Records to process:
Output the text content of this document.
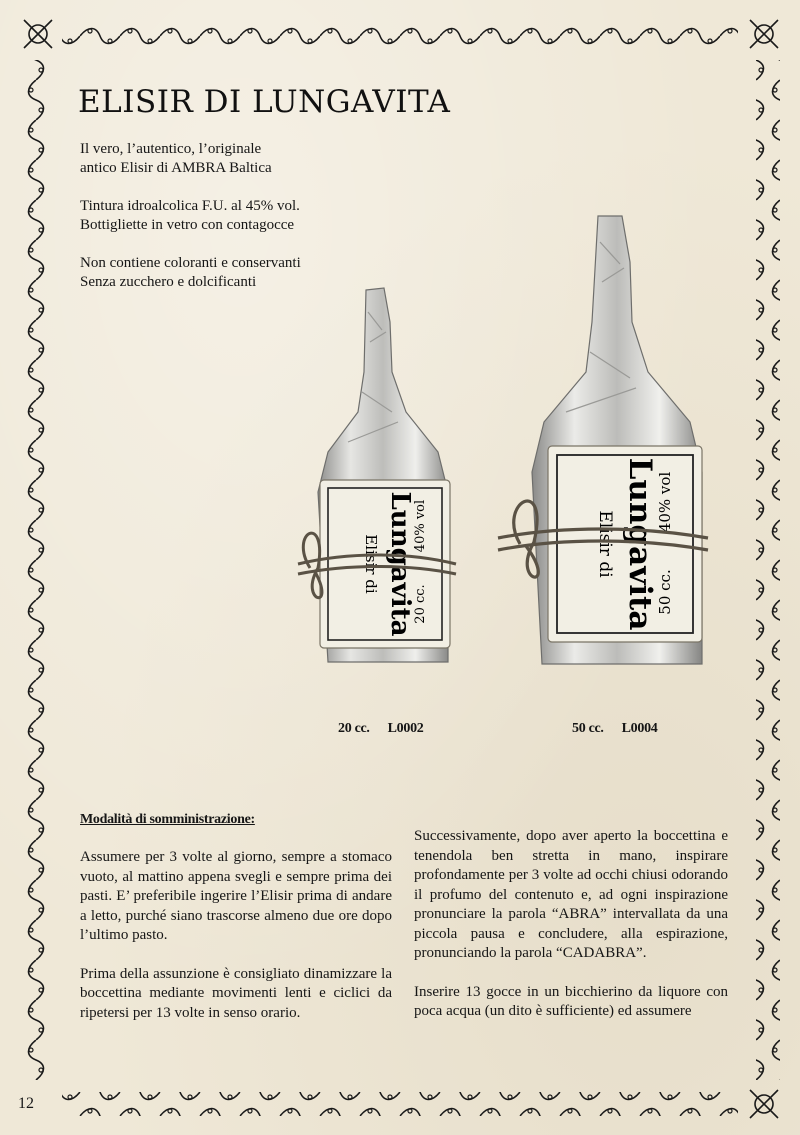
ELISIR DI LUNGAVITA

Il vero, l’autentico, l’originale
antico Elisir di AMBRA Baltica

Tintura idroalcolica F.U. al 45% vol.
Bottigliette in vetro con contagocce

Non contiene coloranti e conservanti
Senza zucchero e dolcificanti

Elisir di Lungavita
40% vol
20 cc.
Elisir di Lungavita
40% vol
50 cc.
20 cc. L0002	50 cc. L0004
Modalità di somministrazione:

Assumere per 3 volte al giorno, sempre a stomaco vuoto, al mattino appena svegli e sempre prima dei pasti. E’ preferibile ingerire l’Elisir prima di andare a letto, purché siano trascorse almeno due ore dopo l’ultimo pasto.

Prima della assunzione è consigliato dinamizzare la boccettina mediante movimenti lenti e ciclici da ripetersi per 13 volte in senso orario.

Successivamente, dopo aver aperto la boccettina e tenendola ben stretta in mano, inspirare profondamente per 3 volte ad occhi chiusi odorando il profumo del contenuto e, ad ogni inspirazione pronunciare la parola “ABRA” intervallata da una piccola pausa e concludere, alla espirazione, pronunciando la parola “CADABRA”.

Inserire 13 gocce in un bicchierino da liquore con poca acqua (un dito è sufficiente) ed assumere

12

Task objective: Repeat the material verbatim. Do not carry over any picture.

Final result:
Output the text content of this document.
ELISIR DI LUNGAVITA

Il vero, l’autentico, l’originale
antico Elisir di AMBRA Baltica

Tintura idroalcolica F.U. al 45% vol.
Bottigliette in vetro con contagocce

Non contiene coloranti e conservanti
Senza zucchero e dolcificanti

Elisir di Lungavita
40% vol
20 cc.
Elisir di Lungavita
40% vol
50 cc.
20 cc. L0002	50 cc. L0004
Modalità di somministrazione:

Assumere per 3 volte al giorno, sempre a stomaco vuoto, al mattino appena svegli e sempre prima dei pasti. E’ preferibile ingerire l’Elisir prima di andare a letto, purché siano trascorse almeno due ore dopo l’ultimo pasto.

Prima della assunzione è consigliato dinamizzare la boccettina mediante movimenti lenti e ciclici da ripetersi per 13 volte in senso orario.

Successivamente, dopo aver aperto la boccettina e tenendola ben stretta in mano, inspirare profondamente per 3 volte ad occhi chiusi odorando il profumo del contenuto e, ad ogni inspirazione pronunciare la parola “ABRA” intervallata da una piccola pausa e concludere, alla espirazione, pronunciando la parola “CADABRA”.

Inserire 13 gocce in un bicchierino da liquore con poca acqua (un dito è sufficiente) ed assumere

12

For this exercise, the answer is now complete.